**PROMPT:**
Check each line of the listing below for the string "Information", and copy the ones that have it.

[Data records]
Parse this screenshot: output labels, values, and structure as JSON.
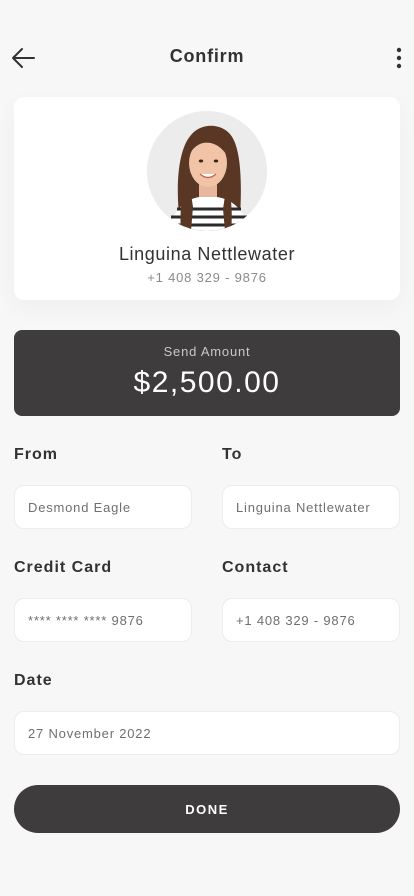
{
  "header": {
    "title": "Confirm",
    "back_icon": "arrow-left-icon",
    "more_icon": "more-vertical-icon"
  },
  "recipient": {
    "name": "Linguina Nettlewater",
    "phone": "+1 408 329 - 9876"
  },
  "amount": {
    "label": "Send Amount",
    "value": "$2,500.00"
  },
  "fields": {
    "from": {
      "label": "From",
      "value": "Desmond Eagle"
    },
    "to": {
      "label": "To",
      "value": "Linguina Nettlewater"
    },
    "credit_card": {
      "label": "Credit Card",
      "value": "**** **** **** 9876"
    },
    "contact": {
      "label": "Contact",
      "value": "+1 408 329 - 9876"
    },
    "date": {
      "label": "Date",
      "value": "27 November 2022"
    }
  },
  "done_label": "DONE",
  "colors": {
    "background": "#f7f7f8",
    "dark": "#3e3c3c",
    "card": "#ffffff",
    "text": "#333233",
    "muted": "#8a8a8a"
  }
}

...

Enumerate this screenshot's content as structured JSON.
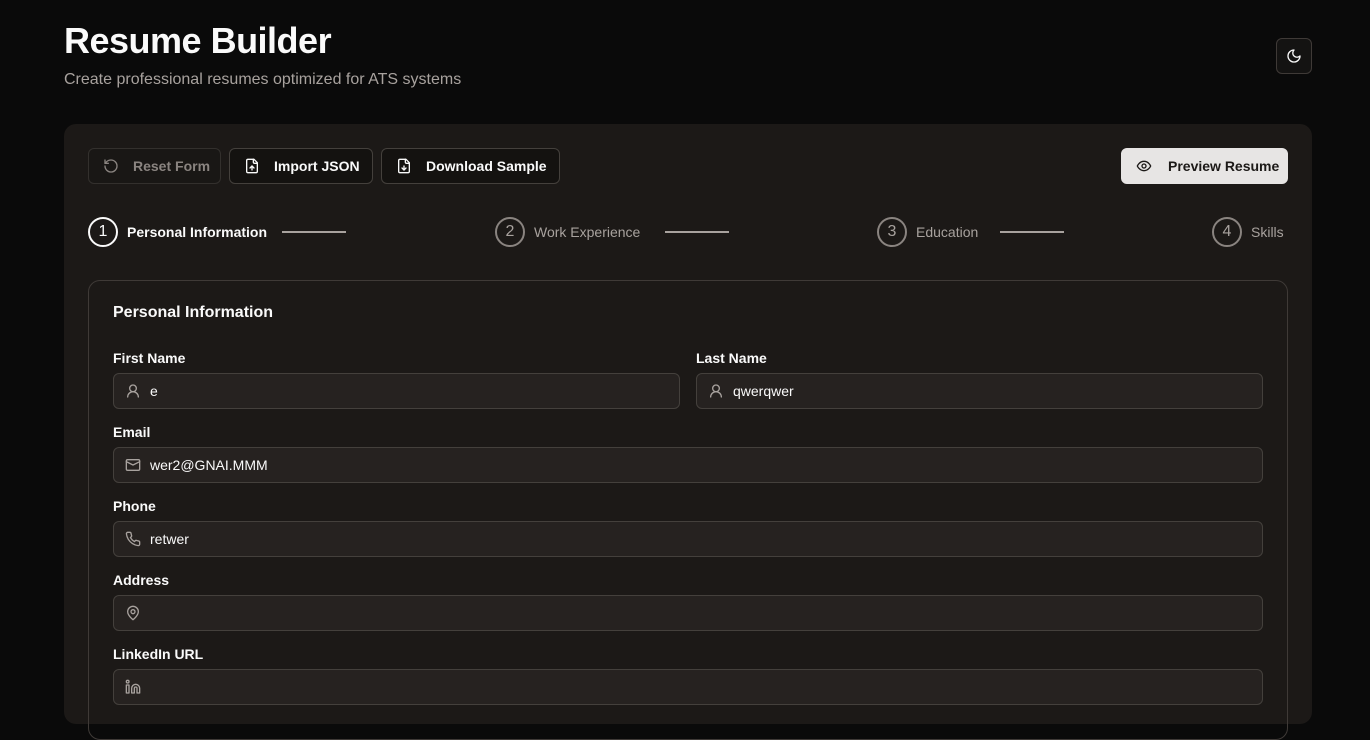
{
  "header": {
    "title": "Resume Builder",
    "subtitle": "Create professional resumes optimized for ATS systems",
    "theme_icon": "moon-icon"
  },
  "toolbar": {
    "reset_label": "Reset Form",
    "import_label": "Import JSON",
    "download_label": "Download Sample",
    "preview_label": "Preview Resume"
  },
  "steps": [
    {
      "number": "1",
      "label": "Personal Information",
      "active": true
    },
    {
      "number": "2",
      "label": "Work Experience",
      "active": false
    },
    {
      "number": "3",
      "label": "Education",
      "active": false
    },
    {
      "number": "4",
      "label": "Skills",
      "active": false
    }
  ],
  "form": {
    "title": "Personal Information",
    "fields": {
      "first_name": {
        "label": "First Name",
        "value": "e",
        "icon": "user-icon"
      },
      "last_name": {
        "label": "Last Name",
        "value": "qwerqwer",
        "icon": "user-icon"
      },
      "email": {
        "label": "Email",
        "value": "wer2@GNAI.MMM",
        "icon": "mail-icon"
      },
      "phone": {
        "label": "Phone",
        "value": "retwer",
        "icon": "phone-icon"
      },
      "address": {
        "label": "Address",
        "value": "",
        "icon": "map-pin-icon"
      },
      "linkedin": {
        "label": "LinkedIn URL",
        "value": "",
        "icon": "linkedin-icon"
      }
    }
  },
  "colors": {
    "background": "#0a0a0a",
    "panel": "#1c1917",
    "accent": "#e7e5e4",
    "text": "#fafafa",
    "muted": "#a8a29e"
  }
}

**EXERCISE SOLUTION:**
      "label": "Personal Information",
    "title": "Personal Information",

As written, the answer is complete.